• WORK INSTRUCTIONS
Wherever a line in the records below contains "cookies", copy that line.

• DATASET EXCERPTS
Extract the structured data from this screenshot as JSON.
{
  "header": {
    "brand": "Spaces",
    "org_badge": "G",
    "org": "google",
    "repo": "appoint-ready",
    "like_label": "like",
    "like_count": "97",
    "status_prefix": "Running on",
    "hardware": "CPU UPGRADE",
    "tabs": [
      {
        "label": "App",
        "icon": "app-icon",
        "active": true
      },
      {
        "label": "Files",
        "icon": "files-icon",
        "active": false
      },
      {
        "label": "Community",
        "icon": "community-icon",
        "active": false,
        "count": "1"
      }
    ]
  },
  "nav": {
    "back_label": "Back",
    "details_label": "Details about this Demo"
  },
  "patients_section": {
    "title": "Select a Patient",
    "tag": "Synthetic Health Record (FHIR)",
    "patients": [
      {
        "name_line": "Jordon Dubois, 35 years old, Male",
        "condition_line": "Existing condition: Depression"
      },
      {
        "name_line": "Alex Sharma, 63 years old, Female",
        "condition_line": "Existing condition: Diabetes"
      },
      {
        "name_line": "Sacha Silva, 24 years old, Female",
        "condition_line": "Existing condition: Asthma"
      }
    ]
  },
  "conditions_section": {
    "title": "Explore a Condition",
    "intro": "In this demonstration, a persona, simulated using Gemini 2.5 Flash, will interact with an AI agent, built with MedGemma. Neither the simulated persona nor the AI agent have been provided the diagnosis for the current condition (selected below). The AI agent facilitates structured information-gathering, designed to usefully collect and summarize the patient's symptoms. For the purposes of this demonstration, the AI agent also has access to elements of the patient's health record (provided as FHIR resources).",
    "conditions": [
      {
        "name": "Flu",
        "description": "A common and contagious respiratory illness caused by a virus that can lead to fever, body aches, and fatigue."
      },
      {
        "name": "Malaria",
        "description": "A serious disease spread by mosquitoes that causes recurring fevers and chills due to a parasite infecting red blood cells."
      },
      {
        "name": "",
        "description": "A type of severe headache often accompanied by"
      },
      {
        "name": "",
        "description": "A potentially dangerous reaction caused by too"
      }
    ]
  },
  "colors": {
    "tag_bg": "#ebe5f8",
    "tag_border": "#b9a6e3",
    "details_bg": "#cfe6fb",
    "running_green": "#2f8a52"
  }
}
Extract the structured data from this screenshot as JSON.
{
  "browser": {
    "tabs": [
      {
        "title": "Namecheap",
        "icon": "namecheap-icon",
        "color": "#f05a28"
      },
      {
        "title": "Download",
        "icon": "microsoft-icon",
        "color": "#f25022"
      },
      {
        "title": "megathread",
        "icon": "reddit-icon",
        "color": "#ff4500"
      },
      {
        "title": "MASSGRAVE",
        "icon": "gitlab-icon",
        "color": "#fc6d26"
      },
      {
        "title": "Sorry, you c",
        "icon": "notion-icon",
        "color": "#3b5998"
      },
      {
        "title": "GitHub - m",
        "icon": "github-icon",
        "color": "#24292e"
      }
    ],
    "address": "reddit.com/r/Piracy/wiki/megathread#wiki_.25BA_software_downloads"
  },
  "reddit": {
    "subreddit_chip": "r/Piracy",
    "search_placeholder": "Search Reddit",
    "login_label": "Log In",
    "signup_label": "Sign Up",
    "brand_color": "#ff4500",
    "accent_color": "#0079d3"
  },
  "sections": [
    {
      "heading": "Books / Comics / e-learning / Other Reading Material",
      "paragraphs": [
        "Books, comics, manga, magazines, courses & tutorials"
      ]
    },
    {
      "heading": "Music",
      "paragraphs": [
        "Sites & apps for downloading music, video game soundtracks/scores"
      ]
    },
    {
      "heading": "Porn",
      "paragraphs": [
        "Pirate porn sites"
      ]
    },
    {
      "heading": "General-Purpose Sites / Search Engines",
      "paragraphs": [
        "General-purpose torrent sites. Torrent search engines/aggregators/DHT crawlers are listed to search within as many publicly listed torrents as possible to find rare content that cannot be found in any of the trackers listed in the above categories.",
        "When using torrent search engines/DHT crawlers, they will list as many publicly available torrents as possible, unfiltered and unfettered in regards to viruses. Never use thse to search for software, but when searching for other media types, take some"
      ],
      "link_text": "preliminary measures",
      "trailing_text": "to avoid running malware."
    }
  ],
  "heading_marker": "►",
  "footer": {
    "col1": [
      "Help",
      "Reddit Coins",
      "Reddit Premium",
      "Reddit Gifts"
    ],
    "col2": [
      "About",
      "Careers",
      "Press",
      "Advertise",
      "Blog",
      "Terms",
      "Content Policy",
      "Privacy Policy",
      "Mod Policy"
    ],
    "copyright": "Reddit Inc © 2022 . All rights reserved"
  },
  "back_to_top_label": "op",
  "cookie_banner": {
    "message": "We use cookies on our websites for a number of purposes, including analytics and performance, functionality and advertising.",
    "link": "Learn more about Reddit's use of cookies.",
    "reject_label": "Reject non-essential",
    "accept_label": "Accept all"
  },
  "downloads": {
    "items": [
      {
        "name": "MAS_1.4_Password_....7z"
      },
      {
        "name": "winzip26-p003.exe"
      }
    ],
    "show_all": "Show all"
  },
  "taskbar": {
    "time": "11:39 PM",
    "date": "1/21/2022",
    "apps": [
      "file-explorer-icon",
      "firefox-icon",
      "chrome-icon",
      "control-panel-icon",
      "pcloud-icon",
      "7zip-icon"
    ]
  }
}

• PROBLEM SOLUTION
    "message": "We use cookies on our websites for a number of purposes, including analytics and performance, functionality and advertising.",
    "link": "Learn more about Reddit's use of cookies.",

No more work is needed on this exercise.